**EXERCISE**
Pick out the lines below that include the string "Configure".

Records from a dataset:
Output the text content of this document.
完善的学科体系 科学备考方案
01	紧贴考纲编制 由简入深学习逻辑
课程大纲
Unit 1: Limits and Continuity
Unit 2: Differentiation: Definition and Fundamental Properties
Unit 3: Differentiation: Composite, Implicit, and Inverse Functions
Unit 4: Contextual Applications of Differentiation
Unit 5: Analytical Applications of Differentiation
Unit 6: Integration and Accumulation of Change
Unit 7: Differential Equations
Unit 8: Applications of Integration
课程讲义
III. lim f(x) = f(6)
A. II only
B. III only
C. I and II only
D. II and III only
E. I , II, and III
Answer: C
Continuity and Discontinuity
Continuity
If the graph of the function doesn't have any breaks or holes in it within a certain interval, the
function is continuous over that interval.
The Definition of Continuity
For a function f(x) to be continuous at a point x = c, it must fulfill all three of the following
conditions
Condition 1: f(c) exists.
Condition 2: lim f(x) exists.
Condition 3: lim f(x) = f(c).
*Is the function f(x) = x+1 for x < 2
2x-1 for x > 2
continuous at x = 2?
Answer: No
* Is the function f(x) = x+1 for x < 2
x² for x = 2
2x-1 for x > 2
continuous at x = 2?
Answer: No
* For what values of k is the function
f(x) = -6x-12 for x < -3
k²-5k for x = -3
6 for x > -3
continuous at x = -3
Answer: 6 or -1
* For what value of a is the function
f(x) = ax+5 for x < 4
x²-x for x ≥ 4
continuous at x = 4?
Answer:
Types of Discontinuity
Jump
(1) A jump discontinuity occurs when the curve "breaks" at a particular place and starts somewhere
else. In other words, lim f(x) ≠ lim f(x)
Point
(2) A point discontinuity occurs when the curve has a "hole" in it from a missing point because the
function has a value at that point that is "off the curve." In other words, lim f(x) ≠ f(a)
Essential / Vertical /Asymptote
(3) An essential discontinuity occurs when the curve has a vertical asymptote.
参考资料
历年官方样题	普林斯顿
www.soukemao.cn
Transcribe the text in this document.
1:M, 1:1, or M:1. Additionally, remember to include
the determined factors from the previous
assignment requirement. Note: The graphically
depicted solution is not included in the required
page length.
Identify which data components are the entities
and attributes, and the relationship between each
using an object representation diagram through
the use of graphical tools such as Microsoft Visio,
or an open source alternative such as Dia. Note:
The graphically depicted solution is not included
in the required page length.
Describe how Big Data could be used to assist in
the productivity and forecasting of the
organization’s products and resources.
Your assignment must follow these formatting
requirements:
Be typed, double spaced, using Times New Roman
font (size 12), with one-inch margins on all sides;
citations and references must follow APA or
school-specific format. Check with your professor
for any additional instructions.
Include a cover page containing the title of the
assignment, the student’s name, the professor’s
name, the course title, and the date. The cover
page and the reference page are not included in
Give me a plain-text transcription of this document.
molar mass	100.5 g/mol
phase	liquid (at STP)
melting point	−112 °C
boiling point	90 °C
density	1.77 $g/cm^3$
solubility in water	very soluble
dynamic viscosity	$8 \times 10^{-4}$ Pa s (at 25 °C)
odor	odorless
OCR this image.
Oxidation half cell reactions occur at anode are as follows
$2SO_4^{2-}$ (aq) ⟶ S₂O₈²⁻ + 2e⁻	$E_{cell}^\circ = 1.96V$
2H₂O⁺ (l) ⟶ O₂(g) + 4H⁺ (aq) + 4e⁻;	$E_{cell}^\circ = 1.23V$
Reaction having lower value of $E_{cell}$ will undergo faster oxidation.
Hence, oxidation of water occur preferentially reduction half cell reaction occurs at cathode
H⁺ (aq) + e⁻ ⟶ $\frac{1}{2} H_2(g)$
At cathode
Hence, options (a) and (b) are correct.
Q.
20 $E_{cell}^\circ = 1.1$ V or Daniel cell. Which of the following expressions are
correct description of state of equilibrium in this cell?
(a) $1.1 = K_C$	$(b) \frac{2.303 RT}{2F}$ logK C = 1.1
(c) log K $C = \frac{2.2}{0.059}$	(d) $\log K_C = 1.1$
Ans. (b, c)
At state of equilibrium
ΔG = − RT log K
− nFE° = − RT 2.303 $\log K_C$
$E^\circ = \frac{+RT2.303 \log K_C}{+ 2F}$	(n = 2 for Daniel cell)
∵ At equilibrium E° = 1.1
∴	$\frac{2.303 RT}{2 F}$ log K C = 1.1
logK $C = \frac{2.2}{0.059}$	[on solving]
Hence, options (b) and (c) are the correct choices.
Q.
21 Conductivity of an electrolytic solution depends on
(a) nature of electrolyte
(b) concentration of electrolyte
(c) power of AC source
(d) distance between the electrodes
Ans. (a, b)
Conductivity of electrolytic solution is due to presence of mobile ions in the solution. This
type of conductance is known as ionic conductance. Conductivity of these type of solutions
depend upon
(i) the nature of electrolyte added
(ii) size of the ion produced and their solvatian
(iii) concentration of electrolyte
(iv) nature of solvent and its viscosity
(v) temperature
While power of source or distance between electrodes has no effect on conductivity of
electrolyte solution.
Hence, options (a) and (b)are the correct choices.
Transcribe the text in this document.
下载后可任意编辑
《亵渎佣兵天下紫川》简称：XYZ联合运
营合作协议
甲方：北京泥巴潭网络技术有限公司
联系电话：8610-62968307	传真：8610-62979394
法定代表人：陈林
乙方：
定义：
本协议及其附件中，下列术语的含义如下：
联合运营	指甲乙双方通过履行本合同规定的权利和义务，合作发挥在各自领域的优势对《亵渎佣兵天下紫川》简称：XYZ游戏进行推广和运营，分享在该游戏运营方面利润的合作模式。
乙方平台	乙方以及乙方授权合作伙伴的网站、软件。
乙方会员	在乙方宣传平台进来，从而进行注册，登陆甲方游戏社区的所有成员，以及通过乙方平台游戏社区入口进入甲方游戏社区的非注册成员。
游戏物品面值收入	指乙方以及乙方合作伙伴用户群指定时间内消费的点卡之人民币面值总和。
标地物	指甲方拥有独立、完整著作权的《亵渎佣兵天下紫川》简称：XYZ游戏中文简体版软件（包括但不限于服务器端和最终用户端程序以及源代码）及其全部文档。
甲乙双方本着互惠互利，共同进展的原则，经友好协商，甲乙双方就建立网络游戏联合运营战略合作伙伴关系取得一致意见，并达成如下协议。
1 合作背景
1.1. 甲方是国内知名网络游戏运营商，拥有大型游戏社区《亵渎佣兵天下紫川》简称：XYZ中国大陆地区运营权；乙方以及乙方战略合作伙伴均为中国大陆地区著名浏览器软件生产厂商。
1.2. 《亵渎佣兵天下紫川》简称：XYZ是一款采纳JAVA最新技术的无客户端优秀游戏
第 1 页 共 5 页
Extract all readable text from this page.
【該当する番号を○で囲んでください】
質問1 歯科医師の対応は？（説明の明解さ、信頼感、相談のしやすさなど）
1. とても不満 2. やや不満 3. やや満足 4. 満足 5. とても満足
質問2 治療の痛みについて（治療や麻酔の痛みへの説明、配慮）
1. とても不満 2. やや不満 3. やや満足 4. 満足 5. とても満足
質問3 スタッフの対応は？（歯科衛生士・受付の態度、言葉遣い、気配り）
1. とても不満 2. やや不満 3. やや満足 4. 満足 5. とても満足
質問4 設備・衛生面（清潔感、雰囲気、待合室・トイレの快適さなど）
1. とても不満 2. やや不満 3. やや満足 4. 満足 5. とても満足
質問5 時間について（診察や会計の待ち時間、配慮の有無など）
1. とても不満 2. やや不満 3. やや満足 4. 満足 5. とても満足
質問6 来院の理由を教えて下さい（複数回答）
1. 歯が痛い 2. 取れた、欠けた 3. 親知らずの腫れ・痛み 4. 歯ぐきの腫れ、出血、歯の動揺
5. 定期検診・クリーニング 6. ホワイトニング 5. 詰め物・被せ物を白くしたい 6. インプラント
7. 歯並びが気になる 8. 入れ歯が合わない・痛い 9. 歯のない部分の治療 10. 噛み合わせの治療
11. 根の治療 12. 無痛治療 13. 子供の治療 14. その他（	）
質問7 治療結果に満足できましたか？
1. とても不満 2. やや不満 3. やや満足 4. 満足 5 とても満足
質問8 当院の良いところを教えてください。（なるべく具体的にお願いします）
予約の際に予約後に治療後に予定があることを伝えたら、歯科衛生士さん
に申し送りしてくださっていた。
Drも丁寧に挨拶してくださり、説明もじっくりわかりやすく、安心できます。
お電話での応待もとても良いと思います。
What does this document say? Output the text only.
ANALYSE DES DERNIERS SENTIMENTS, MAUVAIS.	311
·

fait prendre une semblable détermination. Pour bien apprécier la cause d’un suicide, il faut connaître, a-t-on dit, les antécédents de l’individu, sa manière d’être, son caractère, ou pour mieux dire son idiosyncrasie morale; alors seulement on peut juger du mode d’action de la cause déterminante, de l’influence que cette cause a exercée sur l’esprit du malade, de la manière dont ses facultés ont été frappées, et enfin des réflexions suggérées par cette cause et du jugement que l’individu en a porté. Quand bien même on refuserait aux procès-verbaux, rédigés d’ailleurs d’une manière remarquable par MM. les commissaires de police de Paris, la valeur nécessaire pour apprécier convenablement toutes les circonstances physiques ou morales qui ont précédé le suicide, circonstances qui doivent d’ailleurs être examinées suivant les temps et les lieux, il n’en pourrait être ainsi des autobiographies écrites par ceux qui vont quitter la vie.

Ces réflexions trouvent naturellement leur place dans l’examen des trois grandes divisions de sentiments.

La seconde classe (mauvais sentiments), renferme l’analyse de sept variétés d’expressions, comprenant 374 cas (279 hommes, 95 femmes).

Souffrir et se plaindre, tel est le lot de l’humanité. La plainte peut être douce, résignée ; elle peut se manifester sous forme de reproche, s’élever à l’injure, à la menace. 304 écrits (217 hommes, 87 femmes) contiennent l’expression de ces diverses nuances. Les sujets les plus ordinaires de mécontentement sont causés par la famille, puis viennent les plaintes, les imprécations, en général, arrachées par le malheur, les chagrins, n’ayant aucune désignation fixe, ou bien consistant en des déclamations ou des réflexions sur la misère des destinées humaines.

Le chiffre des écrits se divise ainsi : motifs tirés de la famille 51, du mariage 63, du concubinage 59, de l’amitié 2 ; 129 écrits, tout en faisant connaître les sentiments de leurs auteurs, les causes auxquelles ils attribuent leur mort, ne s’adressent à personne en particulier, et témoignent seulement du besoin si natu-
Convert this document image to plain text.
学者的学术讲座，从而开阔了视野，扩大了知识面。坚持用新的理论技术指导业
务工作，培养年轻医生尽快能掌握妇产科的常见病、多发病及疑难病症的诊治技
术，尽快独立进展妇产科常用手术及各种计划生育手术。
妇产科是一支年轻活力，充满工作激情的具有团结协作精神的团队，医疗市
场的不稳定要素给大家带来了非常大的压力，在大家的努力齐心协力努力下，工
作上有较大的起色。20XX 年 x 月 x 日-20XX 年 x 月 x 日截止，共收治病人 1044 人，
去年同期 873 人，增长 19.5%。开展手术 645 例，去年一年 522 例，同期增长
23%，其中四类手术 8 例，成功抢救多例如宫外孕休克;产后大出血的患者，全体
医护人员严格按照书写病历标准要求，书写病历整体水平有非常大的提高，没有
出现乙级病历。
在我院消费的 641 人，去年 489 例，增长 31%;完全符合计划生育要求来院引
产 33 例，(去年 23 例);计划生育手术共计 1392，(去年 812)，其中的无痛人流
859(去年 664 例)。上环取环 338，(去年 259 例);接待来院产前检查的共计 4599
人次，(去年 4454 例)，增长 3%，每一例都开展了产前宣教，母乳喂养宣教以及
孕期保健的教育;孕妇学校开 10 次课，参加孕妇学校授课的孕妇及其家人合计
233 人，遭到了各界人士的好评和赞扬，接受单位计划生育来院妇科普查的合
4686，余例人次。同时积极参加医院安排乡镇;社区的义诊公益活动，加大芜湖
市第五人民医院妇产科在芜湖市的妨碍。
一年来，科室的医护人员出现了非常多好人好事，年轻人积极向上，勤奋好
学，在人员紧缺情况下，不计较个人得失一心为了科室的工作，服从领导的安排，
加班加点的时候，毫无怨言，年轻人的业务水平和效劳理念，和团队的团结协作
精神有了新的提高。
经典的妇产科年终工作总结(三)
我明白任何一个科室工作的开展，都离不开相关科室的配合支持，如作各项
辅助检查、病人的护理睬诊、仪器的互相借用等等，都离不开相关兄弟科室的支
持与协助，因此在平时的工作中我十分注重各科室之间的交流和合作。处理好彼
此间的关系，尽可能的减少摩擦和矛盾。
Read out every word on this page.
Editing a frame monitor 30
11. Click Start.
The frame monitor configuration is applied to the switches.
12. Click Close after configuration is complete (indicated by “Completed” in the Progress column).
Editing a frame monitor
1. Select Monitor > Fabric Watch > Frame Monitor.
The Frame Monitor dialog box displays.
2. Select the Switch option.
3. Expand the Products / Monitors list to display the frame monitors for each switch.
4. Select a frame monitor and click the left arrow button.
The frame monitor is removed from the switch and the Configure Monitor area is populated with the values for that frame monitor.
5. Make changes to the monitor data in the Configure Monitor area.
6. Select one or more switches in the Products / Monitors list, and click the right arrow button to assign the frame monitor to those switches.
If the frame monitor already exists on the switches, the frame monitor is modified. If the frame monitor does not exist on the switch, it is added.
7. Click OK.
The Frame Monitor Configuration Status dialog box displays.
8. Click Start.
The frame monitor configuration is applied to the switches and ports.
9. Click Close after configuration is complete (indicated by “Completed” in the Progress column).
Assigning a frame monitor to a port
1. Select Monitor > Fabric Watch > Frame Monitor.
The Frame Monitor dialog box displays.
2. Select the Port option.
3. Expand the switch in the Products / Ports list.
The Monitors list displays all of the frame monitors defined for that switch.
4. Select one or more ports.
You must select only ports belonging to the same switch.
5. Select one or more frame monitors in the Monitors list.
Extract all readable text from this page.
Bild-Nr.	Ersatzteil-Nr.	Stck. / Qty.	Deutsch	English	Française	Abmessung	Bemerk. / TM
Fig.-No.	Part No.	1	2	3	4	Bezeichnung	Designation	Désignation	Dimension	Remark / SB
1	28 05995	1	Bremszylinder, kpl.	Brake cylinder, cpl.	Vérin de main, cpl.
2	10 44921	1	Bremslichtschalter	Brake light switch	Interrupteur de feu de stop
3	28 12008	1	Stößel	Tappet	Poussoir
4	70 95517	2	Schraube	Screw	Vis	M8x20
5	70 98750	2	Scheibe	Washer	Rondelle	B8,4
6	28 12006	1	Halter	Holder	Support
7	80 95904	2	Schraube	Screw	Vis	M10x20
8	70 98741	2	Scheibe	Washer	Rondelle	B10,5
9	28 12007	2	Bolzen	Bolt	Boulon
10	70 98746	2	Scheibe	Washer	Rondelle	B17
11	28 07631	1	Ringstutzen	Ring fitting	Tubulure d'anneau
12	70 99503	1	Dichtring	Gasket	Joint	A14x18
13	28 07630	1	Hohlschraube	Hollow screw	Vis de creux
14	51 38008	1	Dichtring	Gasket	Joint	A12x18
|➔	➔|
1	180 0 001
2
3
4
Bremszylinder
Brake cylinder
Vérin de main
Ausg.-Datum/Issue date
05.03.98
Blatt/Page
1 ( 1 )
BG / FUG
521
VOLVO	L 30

**TASK RESPONSE**
The frame monitor is removed from the switch and the Configure Monitor area is populated with the values for that frame monitor.
5. Make changes to the monitor data in the Configure Monitor area.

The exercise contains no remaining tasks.